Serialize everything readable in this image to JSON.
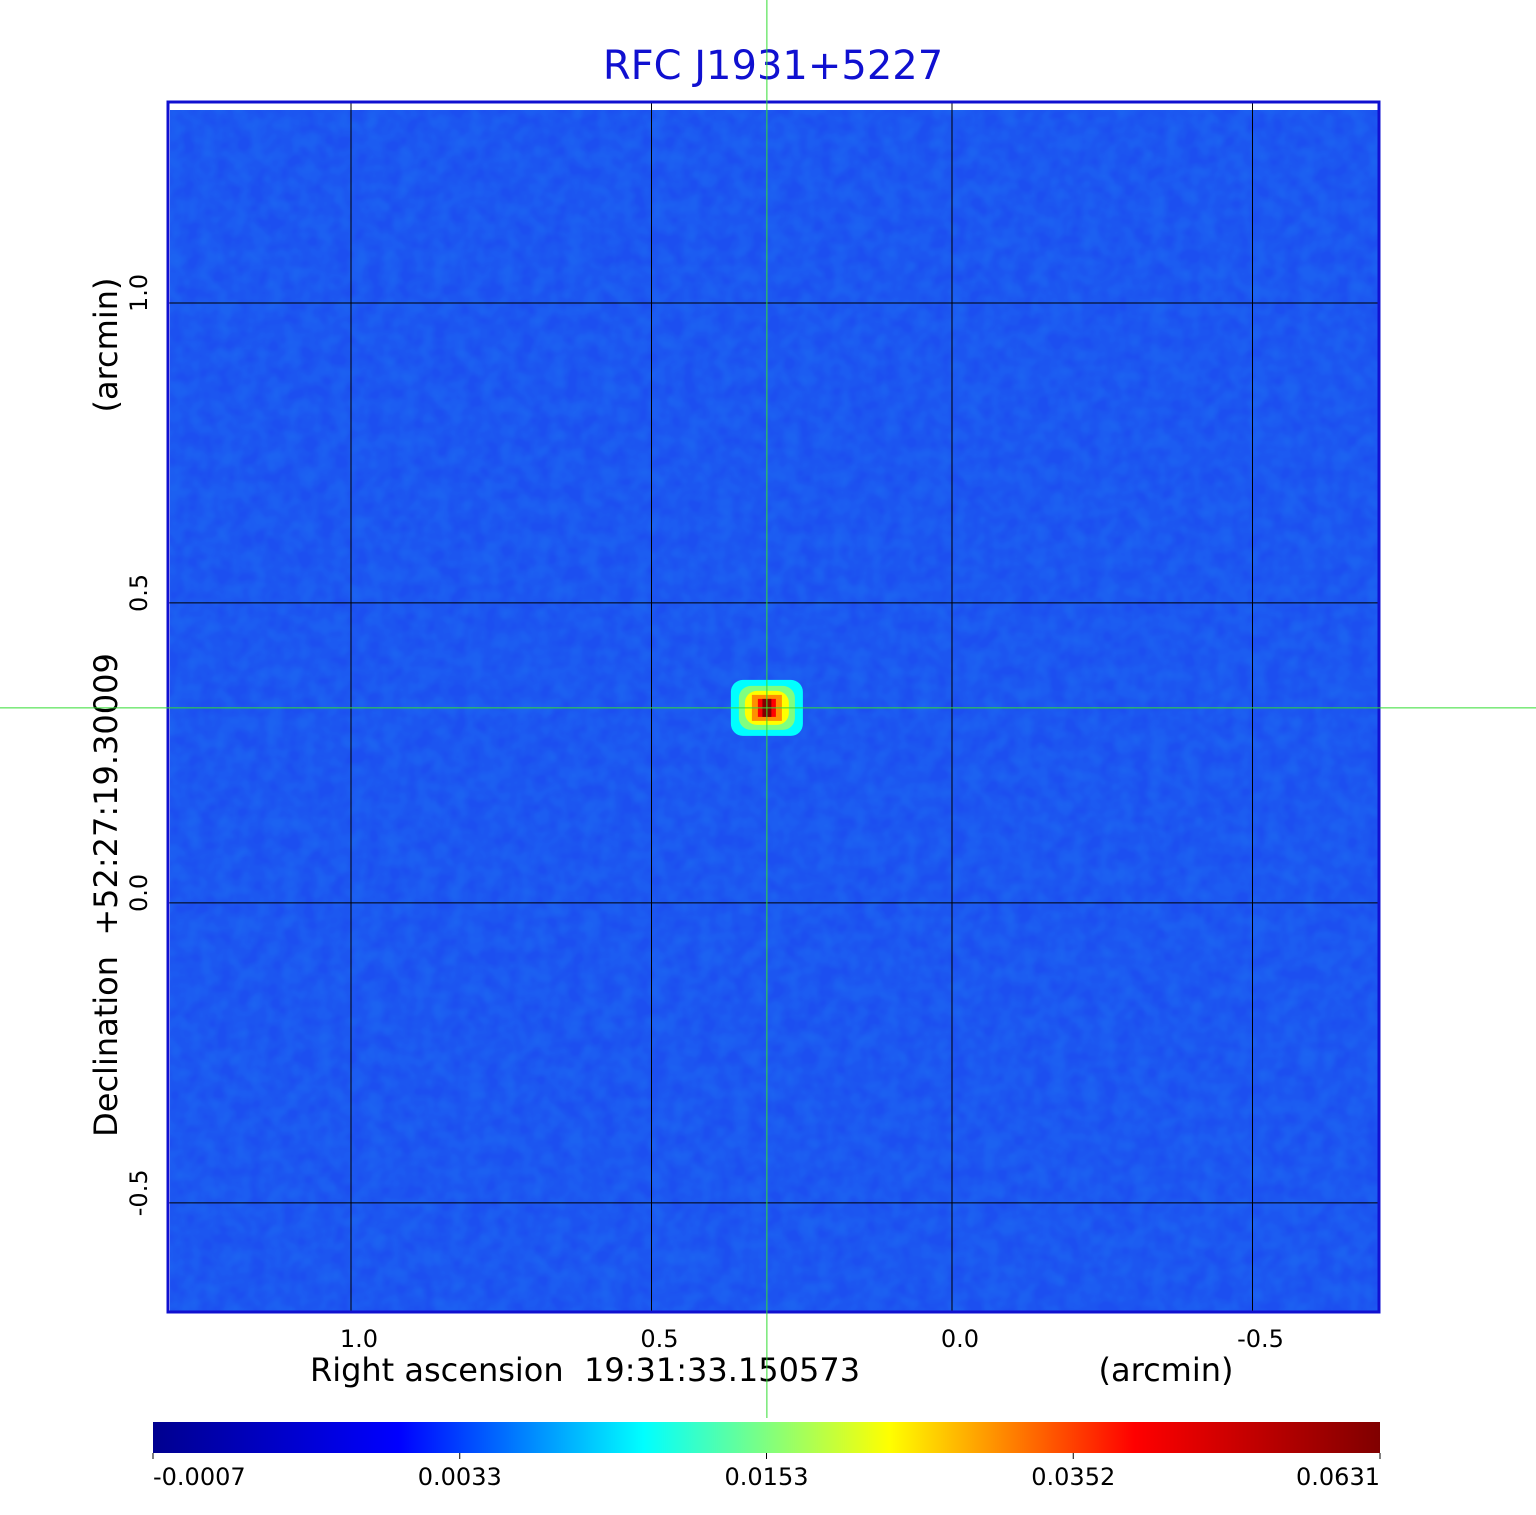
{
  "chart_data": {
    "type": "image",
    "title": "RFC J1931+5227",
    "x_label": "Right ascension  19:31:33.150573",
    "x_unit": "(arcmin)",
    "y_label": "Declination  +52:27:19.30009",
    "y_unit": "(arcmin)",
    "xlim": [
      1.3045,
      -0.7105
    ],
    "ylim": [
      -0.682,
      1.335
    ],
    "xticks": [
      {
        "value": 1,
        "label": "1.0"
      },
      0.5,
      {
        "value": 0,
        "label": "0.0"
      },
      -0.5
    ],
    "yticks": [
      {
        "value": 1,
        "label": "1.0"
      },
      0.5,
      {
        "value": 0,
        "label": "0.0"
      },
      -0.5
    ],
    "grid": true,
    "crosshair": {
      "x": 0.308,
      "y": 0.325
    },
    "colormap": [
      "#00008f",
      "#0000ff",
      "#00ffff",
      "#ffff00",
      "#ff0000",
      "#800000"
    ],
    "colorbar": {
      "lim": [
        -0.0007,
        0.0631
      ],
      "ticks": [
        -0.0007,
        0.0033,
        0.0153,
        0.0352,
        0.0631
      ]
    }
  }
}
------------------------------------------------------------
Your task is to return the entries above exactly, with no pictures.

* [Task result]
Serialize everything readable in this image to JSON.
{
  "chart_data": {
    "type": "image",
    "title": "RFC J1931+5227",
    "x_label": "Right ascension  19:31:33.150573",
    "x_unit": "(arcmin)",
    "y_label": "Declination  +52:27:19.30009",
    "y_unit": "(arcmin)",
    "xlim": [
      1.3045,
      -0.7105
    ],
    "ylim": [
      -0.682,
      1.335
    ],
    "xticks": [
      {
        "value": 1,
        "label": "1.0"
      },
      0.5,
      {
        "value": 0,
        "label": "0.0"
      },
      -0.5
    ],
    "yticks": [
      {
        "value": 1,
        "label": "1.0"
      },
      0.5,
      {
        "value": 0,
        "label": "0.0"
      },
      -0.5
    ],
    "grid": true,
    "crosshair": {
      "x": 0.308,
      "y": 0.325
    },
    "colormap": [
      "#00008f",
      "#0000ff",
      "#00ffff",
      "#ffff00",
      "#ff0000",
      "#800000"
    ],
    "colorbar": {
      "lim": [
        -0.0007,
        0.0631
      ],
      "ticks": [
        -0.0007,
        0.0033,
        0.0153,
        0.0352,
        0.0631
      ]
    }
  }
}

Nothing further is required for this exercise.